-- BEGIN Input for this task --

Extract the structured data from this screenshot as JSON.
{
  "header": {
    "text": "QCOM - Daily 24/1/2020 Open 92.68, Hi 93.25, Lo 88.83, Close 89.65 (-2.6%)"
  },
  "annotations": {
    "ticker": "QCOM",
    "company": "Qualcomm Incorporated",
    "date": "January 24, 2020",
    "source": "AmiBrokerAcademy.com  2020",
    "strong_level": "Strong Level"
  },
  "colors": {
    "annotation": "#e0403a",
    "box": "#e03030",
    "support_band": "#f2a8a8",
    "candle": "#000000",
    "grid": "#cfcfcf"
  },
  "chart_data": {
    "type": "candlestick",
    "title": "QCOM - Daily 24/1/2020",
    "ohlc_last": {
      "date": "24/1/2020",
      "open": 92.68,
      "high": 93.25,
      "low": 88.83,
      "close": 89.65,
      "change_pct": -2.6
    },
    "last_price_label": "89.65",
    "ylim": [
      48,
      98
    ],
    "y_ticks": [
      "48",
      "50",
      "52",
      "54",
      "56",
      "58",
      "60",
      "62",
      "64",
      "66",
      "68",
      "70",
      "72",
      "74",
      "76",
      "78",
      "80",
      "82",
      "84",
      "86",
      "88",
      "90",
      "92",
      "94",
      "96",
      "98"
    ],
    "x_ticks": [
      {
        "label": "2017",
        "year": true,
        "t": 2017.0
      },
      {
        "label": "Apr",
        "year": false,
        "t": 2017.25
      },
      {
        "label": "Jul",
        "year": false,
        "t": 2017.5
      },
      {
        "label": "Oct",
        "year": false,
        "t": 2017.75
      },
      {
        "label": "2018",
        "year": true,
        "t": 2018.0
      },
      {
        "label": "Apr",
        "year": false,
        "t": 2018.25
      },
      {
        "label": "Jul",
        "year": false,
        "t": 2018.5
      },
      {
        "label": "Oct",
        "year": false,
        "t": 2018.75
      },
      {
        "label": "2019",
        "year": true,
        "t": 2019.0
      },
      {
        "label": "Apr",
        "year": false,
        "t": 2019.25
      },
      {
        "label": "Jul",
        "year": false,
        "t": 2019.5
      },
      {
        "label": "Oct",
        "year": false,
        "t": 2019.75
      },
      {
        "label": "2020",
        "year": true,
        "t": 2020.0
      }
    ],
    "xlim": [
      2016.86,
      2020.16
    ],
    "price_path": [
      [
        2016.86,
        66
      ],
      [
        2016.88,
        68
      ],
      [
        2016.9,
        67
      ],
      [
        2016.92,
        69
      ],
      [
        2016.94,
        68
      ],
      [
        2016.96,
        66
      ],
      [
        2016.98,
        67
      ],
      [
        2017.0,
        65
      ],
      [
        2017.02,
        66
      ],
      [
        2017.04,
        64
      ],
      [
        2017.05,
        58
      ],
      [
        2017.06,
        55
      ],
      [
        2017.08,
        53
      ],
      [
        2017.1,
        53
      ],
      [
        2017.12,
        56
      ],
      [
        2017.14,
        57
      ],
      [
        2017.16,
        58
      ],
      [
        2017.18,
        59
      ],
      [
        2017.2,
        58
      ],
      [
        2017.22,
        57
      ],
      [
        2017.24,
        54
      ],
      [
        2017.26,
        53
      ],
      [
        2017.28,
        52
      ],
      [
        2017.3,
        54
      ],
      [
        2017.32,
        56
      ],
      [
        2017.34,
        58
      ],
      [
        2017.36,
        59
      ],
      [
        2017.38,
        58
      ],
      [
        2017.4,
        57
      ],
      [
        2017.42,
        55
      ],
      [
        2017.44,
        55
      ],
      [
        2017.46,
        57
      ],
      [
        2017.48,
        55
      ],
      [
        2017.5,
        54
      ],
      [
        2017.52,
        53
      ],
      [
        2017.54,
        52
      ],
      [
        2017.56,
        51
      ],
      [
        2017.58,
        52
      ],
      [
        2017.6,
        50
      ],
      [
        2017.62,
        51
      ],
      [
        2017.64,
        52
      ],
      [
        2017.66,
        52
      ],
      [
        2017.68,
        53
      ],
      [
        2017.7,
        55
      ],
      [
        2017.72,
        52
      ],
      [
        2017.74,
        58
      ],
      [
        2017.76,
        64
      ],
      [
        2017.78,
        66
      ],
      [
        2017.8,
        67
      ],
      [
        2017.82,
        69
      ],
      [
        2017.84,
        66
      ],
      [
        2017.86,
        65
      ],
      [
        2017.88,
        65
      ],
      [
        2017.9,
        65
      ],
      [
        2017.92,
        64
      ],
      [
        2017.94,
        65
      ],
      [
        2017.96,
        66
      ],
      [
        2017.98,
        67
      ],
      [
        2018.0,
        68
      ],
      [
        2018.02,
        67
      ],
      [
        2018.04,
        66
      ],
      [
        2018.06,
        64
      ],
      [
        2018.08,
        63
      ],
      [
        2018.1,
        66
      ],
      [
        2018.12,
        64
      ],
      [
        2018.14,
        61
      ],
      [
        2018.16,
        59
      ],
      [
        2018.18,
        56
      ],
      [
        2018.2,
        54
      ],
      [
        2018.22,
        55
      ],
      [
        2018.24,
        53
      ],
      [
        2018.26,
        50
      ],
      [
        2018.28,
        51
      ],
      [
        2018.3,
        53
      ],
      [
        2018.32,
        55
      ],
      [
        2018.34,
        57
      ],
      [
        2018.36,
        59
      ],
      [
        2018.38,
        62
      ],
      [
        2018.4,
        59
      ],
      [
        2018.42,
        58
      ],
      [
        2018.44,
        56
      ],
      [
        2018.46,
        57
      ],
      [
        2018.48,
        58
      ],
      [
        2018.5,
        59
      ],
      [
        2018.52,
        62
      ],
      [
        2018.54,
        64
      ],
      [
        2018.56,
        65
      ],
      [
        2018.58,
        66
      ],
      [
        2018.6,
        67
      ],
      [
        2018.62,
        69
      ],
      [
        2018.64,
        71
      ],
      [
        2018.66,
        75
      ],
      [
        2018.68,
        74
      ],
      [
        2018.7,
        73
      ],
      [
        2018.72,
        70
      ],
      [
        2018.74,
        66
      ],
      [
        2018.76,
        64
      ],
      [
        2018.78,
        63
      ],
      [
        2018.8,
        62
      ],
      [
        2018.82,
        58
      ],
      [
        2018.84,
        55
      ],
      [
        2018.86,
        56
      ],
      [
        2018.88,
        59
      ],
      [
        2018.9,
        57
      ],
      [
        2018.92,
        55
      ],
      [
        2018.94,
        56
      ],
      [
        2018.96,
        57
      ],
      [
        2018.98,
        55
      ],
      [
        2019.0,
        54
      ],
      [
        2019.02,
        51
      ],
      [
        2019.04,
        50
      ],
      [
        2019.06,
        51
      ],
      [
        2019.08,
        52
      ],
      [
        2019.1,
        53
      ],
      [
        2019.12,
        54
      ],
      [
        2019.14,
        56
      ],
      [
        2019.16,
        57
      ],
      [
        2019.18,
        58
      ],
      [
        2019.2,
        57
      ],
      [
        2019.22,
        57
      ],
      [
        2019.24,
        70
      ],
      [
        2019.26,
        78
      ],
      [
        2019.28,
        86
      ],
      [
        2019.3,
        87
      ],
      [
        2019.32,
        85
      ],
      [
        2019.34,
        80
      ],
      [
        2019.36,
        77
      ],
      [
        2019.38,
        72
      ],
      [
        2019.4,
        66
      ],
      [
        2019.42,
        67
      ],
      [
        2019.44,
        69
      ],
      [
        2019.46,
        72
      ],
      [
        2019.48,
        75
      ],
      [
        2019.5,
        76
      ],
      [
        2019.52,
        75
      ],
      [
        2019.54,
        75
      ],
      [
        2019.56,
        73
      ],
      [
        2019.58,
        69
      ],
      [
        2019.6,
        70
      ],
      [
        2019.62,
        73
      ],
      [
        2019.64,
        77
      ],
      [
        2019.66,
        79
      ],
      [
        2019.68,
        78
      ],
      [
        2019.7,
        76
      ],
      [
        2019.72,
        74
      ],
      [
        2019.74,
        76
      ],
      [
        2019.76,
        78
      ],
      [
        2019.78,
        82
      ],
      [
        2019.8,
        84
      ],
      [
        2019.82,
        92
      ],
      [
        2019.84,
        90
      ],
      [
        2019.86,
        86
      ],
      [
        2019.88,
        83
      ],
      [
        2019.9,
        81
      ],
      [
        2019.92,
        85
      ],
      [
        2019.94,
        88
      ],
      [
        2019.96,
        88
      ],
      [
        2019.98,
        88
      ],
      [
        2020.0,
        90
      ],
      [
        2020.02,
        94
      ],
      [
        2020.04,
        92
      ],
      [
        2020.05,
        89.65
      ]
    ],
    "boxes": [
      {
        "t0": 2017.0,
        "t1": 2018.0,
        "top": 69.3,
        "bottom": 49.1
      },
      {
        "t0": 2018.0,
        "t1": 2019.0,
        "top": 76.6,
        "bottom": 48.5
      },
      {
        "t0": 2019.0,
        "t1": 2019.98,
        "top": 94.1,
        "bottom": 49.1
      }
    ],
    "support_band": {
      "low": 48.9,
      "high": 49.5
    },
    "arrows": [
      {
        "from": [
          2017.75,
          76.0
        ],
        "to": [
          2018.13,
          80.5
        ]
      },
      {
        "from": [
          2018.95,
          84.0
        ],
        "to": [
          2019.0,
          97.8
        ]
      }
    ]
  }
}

-- END Input for this task --

What you have to do
Of the lines in the listing, how many hold the word "QCOM"? Nothing but the number is needed.

Result of this exercise
3